**Exercise input:**

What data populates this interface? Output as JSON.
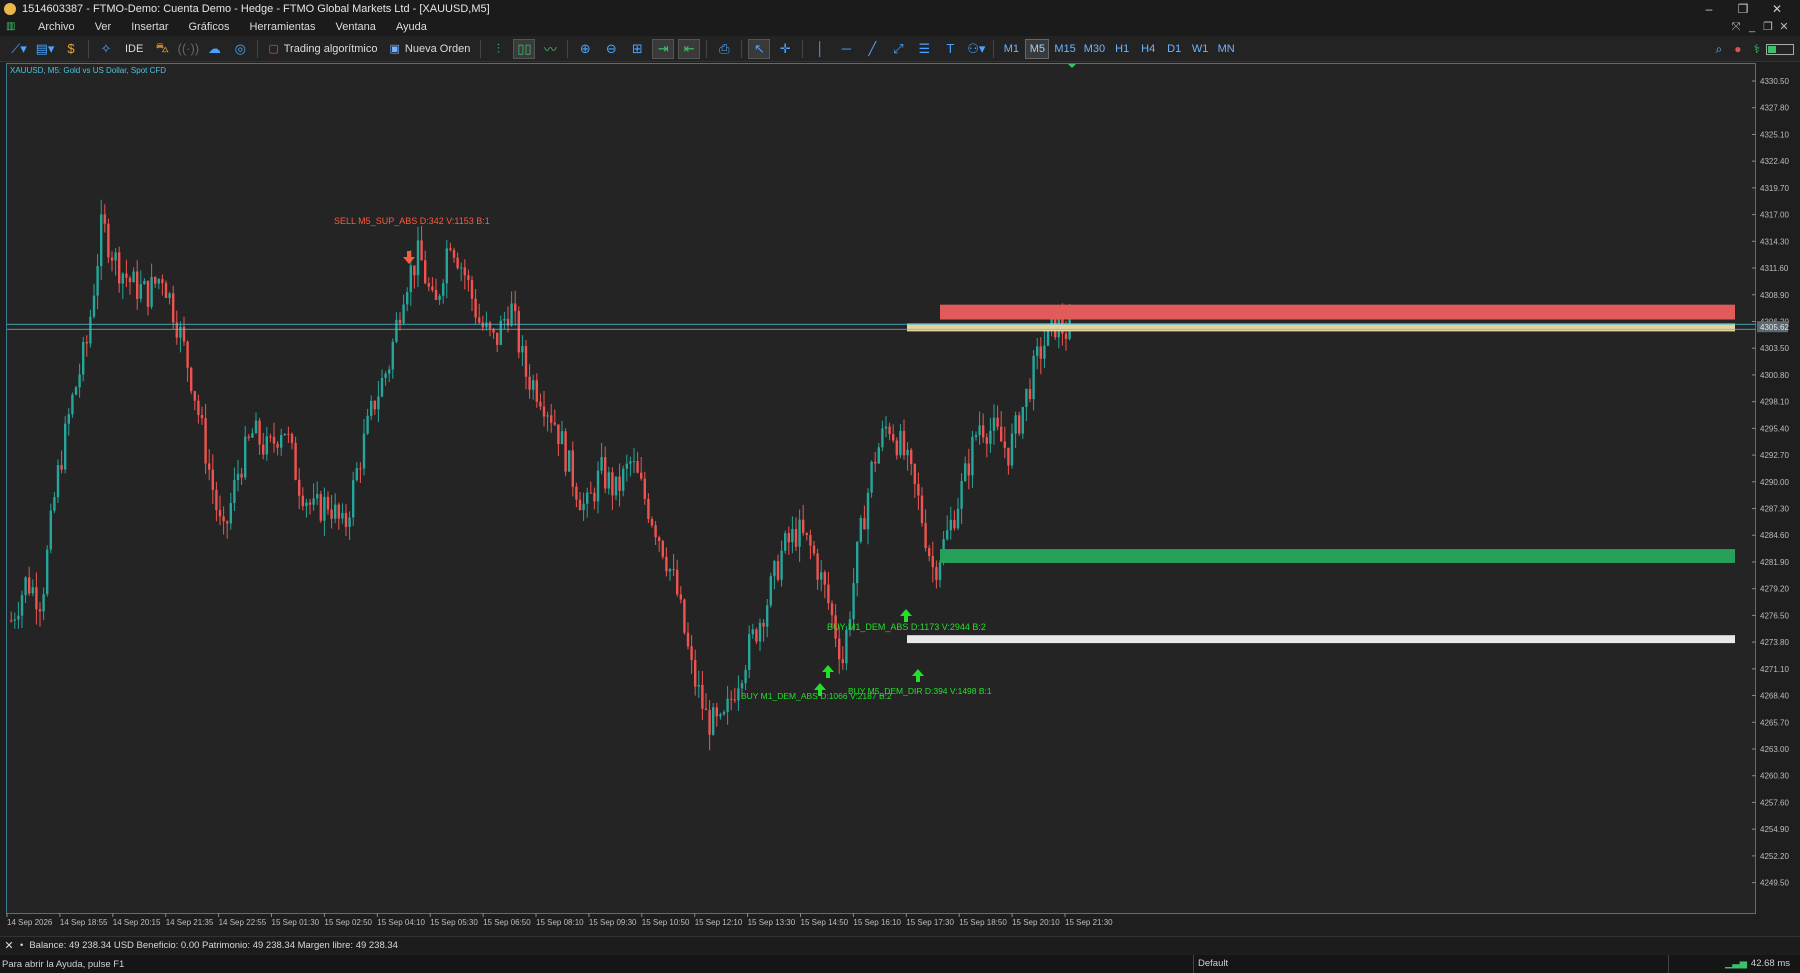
{
  "window": {
    "title": "1514603387 - FTMO-Demo: Cuenta Demo - Hedge - FTMO Global Markets Ltd - [XAUUSD,M5]"
  },
  "menu": [
    "Archivo",
    "Ver",
    "Insertar",
    "Gráficos",
    "Herramientas",
    "Ventana",
    "Ayuda"
  ],
  "toolbar": {
    "ide_label": "IDE",
    "algo_label": "Trading algorítmico",
    "order_label": "Nueva Orden",
    "timeframes": [
      "M1",
      "M5",
      "M15",
      "M30",
      "H1",
      "H4",
      "D1",
      "W1",
      "MN"
    ],
    "active_timeframe": "M5"
  },
  "chart": {
    "symbol_label": "XAUUSD, M5:  Gold vs US Dollar, Spot CFD",
    "current_price_label": "4305.62",
    "colors": {
      "bull": "#26a69a",
      "bear": "#ef5350",
      "resistance_zone": "#e15b5b",
      "supply_zone": "#e8d29a",
      "demand_zone": "#27a05a",
      "support_zone": "#e8e8e8",
      "sell_signal": "#ff5a3c",
      "buy_signal": "#22e02a"
    },
    "annotations": {
      "sell": "SELL M5_SUP_ABS D:342 V:1153 B:1",
      "buy1": "BUY M1_DEM_ABS D:1173 V:2944 B:2",
      "buy2": "BUY M1_DEM_ABS D:1066 V:2187 B:2",
      "buy3": "BUY M5_DEM_DIR D:394 V:1498 B:1"
    }
  },
  "chart_data": {
    "type": "candlestick",
    "title": "XAUUSD, M5:  Gold vs US Dollar, Spot CFD",
    "y_ticks": [
      "4330.50",
      "4327.80",
      "4325.10",
      "4322.40",
      "4319.70",
      "4317.00",
      "4314.30",
      "4311.60",
      "4308.90",
      "4306.20",
      "4303.50",
      "4300.80",
      "4298.10",
      "4295.40",
      "4292.70",
      "4290.00",
      "4287.30",
      "4284.60",
      "4281.90",
      "4279.20",
      "4276.50",
      "4273.80",
      "4271.10",
      "4268.40",
      "4265.70",
      "4263.00",
      "4260.30",
      "4257.60",
      "4254.90",
      "4252.20",
      "4249.50"
    ],
    "x_ticks": [
      "14 Sep 2026",
      "14 Sep 18:55",
      "14 Sep 20:15",
      "14 Sep 21:35",
      "14 Sep 22:55",
      "15 Sep 01:30",
      "15 Sep 02:50",
      "15 Sep 04:10",
      "15 Sep 05:30",
      "15 Sep 06:50",
      "15 Sep 08:10",
      "15 Sep 09:30",
      "15 Sep 10:50",
      "15 Sep 12:10",
      "15 Sep 13:30",
      "15 Sep 14:50",
      "15 Sep 16:10",
      "15 Sep 17:30",
      "15 Sep 18:50",
      "15 Sep 20:10",
      "15 Sep 21:30"
    ],
    "ylim": [
      4248.5,
      4332.0
    ],
    "close_path": [
      4276,
      4280,
      4278,
      4290,
      4298,
      4304,
      4316,
      4312,
      4310,
      4309,
      4311,
      4306,
      4300,
      4292,
      4284,
      4291,
      4295,
      4293,
      4296,
      4290,
      4287,
      4288,
      4285,
      4292,
      4298,
      4302,
      4310,
      4313,
      4307,
      4315,
      4311,
      4306,
      4304,
      4308,
      4301,
      4299,
      4296,
      4291,
      4287,
      4291,
      4289,
      4292,
      4288,
      4284,
      4279,
      4271,
      4266,
      4265,
      4270,
      4274,
      4278,
      4283,
      4285,
      4283,
      4278,
      4272,
      4283,
      4292,
      4296,
      4293,
      4288,
      4281,
      4285,
      4290,
      4296,
      4295,
      4293,
      4298,
      4303,
      4306,
      4305
    ],
    "current_price": 4305.62,
    "zones": [
      {
        "name": "resistance",
        "low": 4306.4,
        "high": 4307.9
      },
      {
        "name": "supply",
        "low": 4305.2,
        "high": 4306.0
      },
      {
        "name": "demand",
        "low": 4281.8,
        "high": 4283.2
      },
      {
        "name": "support",
        "low": 4273.7,
        "high": 4274.5
      }
    ]
  },
  "status": {
    "balance": "Balance: 49 238.34 USD  Beneficio: 0.00  Patrimonio: 49 238.34  Margen libre: 49 238.34"
  },
  "help": {
    "text": "Para abrir la Ayuda, pulse F1",
    "profile": "Default",
    "ping": "42.68 ms"
  }
}
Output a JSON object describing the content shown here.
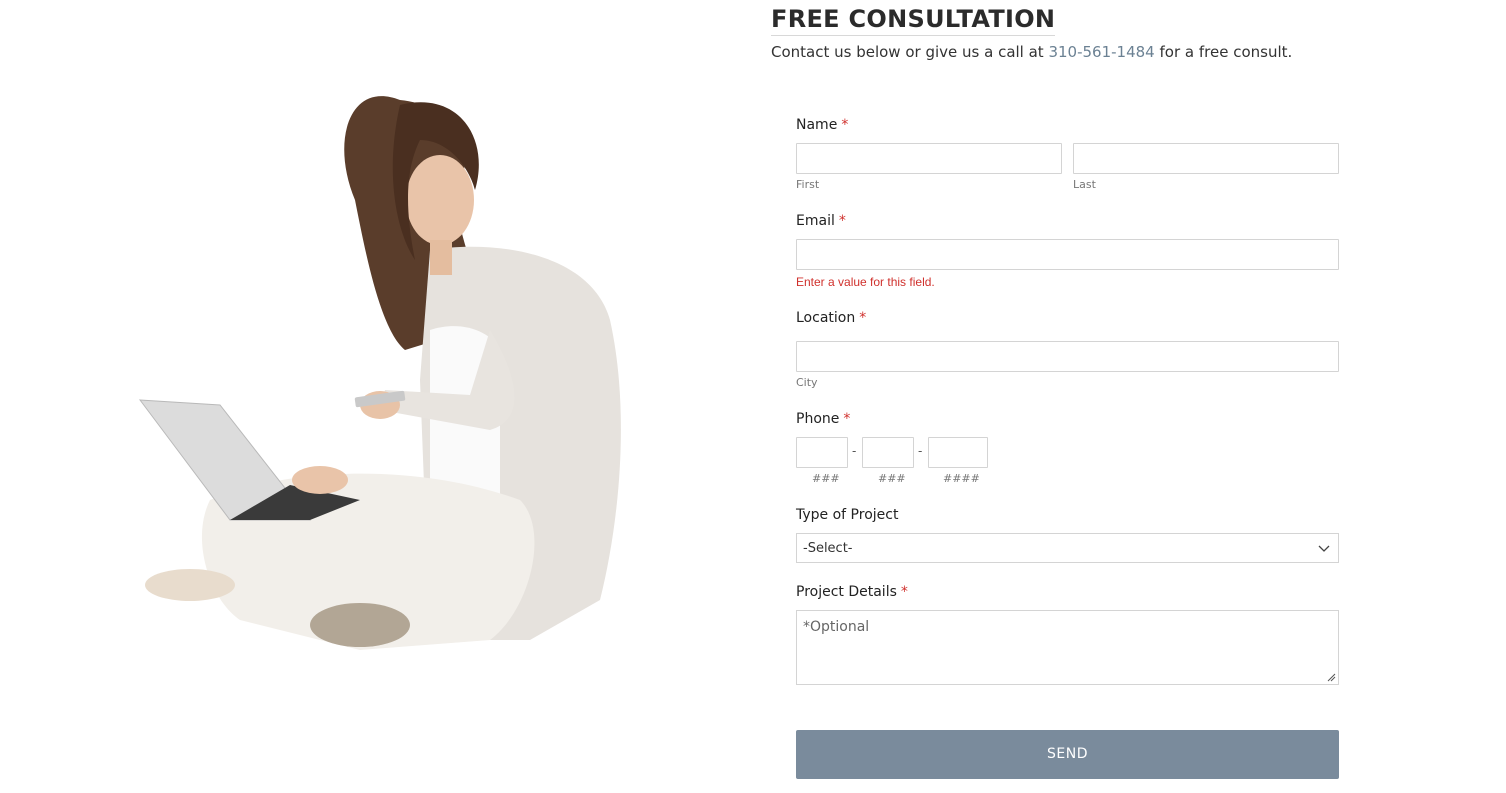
{
  "header": {
    "title": "FREE CONSULTATION",
    "subtitle_before": "Contact us below or give us a call at ",
    "phone": "310-561-1484",
    "subtitle_after": " for a free consult."
  },
  "form": {
    "name": {
      "label": "Name",
      "required_mark": "*",
      "first_sub": "First",
      "last_sub": "Last",
      "first_value": "",
      "last_value": ""
    },
    "email": {
      "label": "Email",
      "required_mark": "*",
      "value": "",
      "error": "Enter a value for this field."
    },
    "location": {
      "label": "Location",
      "required_mark": "*",
      "value": "",
      "city_sub": "City"
    },
    "phone": {
      "label": "Phone",
      "required_mark": "*",
      "dash": "-",
      "sub1": "###",
      "sub2": "###",
      "sub3": "####"
    },
    "project_type": {
      "label": "Type of Project",
      "selected": "-Select-"
    },
    "project_details": {
      "label": "Project Details",
      "required_mark": "*",
      "placeholder": "*Optional"
    },
    "send_label": "SEND"
  },
  "hero_image": {
    "icon": "woman-with-laptop-image"
  },
  "colors": {
    "accent": "#7a8b9c",
    "link": "#6b8193",
    "error": "#d0312d",
    "border": "#d4d4d4"
  }
}
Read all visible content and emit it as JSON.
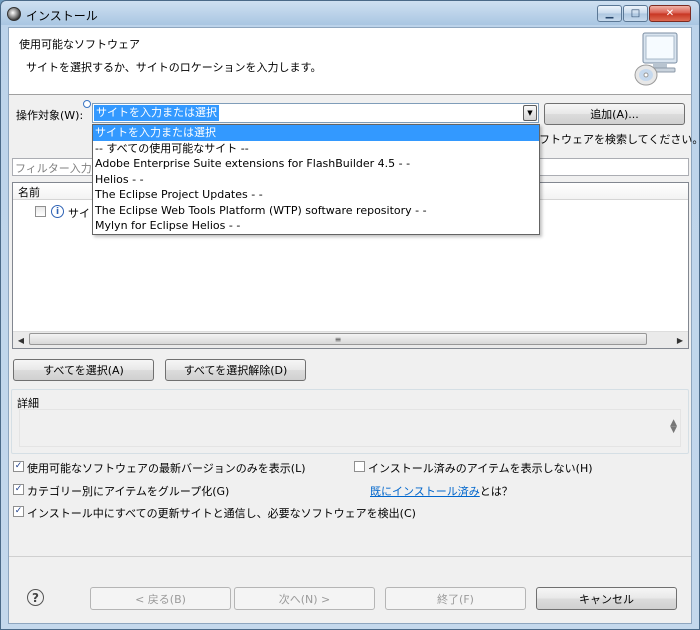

**Exercise:** The records above are to be reproduced exactly; the pictures are to be left out.

**Exercise solution:**
What data populates this interface? Output as JSON.
{
  "window": {
    "title": "1514603387 - FTMO-Demo: Cuenta Demo - Hedge - FTMO Global Markets Ltd - [XAUUSD,M5]"
  },
  "menu": [
    "Archivo",
    "Ver",
    "Insertar",
    "Gráficos",
    "Herramientas",
    "Ventana",
    "Ayuda"
  ],
  "toolbar": {
    "ide_label": "IDE",
    "algo_label": "Trading algorítmico",
    "order_label": "Nueva Orden",
    "timeframes": [
      "M1",
      "M5",
      "M15",
      "M30",
      "H1",
      "H4",
      "D1",
      "W1",
      "MN"
    ],
    "active_timeframe": "M5"
  },
  "chart": {
    "symbol_label": "XAUUSD, M5:  Gold vs US Dollar, Spot CFD",
    "current_price_label": "4305.62",
    "colors": {
      "bull": "#26a69a",
      "bear": "#ef5350",
      "resistance_zone": "#e15b5b",
      "supply_zone": "#e8d29a",
      "demand_zone": "#27a05a",
      "support_zone": "#e8e8e8",
      "sell_signal": "#ff5a3c",
      "buy_signal": "#22e02a"
    },
    "annotations": {
      "sell": "SELL M5_SUP_ABS D:342 V:1153 B:1",
      "buy1": "BUY M1_DEM_ABS D:1173 V:2944 B:2",
      "buy2": "BUY M1_DEM_ABS D:1066 V:2187 B:2",
      "buy3": "BUY M5_DEM_DIR D:394 V:1498 B:1"
    }
  },
  "chart_data": {
    "type": "candlestick",
    "title": "XAUUSD, M5:  Gold vs US Dollar, Spot CFD",
    "y_ticks": [
      "4330.50",
      "4327.80",
      "4325.10",
      "4322.40",
      "4319.70",
      "4317.00",
      "4314.30",
      "4311.60",
      "4308.90",
      "4306.20",
      "4303.50",
      "4300.80",
      "4298.10",
      "4295.40",
      "4292.70",
      "4290.00",
      "4287.30",
      "4284.60",
      "4281.90",
      "4279.20",
      "4276.50",
      "4273.80",
      "4271.10",
      "4268.40",
      "4265.70",
      "4263.00",
      "4260.30",
      "4257.60",
      "4254.90",
      "4252.20",
      "4249.50"
    ],
    "x_ticks": [
      "14 Sep 2026",
      "14 Sep 18:55",
      "14 Sep 20:15",
      "14 Sep 21:35",
      "14 Sep 22:55",
      "15 Sep 01:30",
      "15 Sep 02:50",
      "15 Sep 04:10",
      "15 Sep 05:30",
      "15 Sep 06:50",
      "15 Sep 08:10",
      "15 Sep 09:30",
      "15 Sep 10:50",
      "15 Sep 12:10",
      "15 Sep 13:30",
      "15 Sep 14:50",
      "15 Sep 16:10",
      "15 Sep 17:30",
      "15 Sep 18:50",
      "15 Sep 20:10",
      "15 Sep 21:30"
    ],
    "ylim": [
      4248.5,
      4332.0
    ],
    "close_path": [
      4276,
      4280,
      4278,
      4290,
      4298,
      4304,
      4316,
      4312,
      4310,
      4309,
      4311,
      4306,
      4300,
      4292,
      4284,
      4291,
      4295,
      4293,
      4296,
      4290,
      4287,
      4288,
      4285,
      4292,
      4298,
      4302,
      4310,
      4313,
      4307,
      4315,
      4311,
      4306,
      4304,
      4308,
      4301,
      4299,
      4296,
      4291,
      4287,
      4291,
      4289,
      4292,
      4288,
      4284,
      4279,
      4271,
      4266,
      4265,
      4270,
      4274,
      4278,
      4283,
      4285,
      4283,
      4278,
      4272,
      4283,
      4292,
      4296,
      4293,
      4288,
      4281,
      4285,
      4290,
      4296,
      4295,
      4293,
      4298,
      4303,
      4306,
      4305
    ],
    "current_price": 4305.62,
    "zones": [
      {
        "name": "resistance",
        "low": 4306.4,
        "high": 4307.9
      },
      {
        "name": "supply",
        "low": 4305.2,
        "high": 4306.0
      },
      {
        "name": "demand",
        "low": 4281.8,
        "high": 4283.2
      },
      {
        "name": "support",
        "low": 4273.7,
        "high": 4274.5
      }
    ]
  },
  "status": {
    "balance": "Balance: 49 238.34 USD  Beneficio: 0.00  Patrimonio: 49 238.34  Margen libre: 49 238.34"
  },
  "help": {
    "text": "Para abrir la Ayuda, pulse F1",
    "profile": "Default",
    "ping": "42.68 ms"
  }
}
Output a JSON object describing the content shown here.
{
  "header": {
    "title": "FREE CONSULTATION",
    "subtitle_before": "Contact us below or give us a call at ",
    "phone": "310-561-1484",
    "subtitle_after": " for a free consult."
  },
  "form": {
    "name": {
      "label": "Name",
      "required_mark": "*",
      "first_sub": "First",
      "last_sub": "Last",
      "first_value": "",
      "last_value": ""
    },
    "email": {
      "label": "Email",
      "required_mark": "*",
      "value": "",
      "error": "Enter a value for this field."
    },
    "location": {
      "label": "Location",
      "required_mark": "*",
      "value": "",
      "city_sub": "City"
    },
    "phone": {
      "label": "Phone",
      "required_mark": "*",
      "dash": "-",
      "sub1": "###",
      "sub2": "###",
      "sub3": "####"
    },
    "project_type": {
      "label": "Type of Project",
      "selected": "-Select-"
    },
    "project_details": {
      "label": "Project Details",
      "required_mark": "*",
      "placeholder": "*Optional"
    },
    "send_label": "SEND"
  },
  "hero_image": {
    "icon": "woman-with-laptop-image"
  },
  "colors": {
    "accent": "#7a8b9c",
    "link": "#6b8193",
    "error": "#d0312d",
    "border": "#d4d4d4"
  }
}
Read all visible content and emit it as JSON.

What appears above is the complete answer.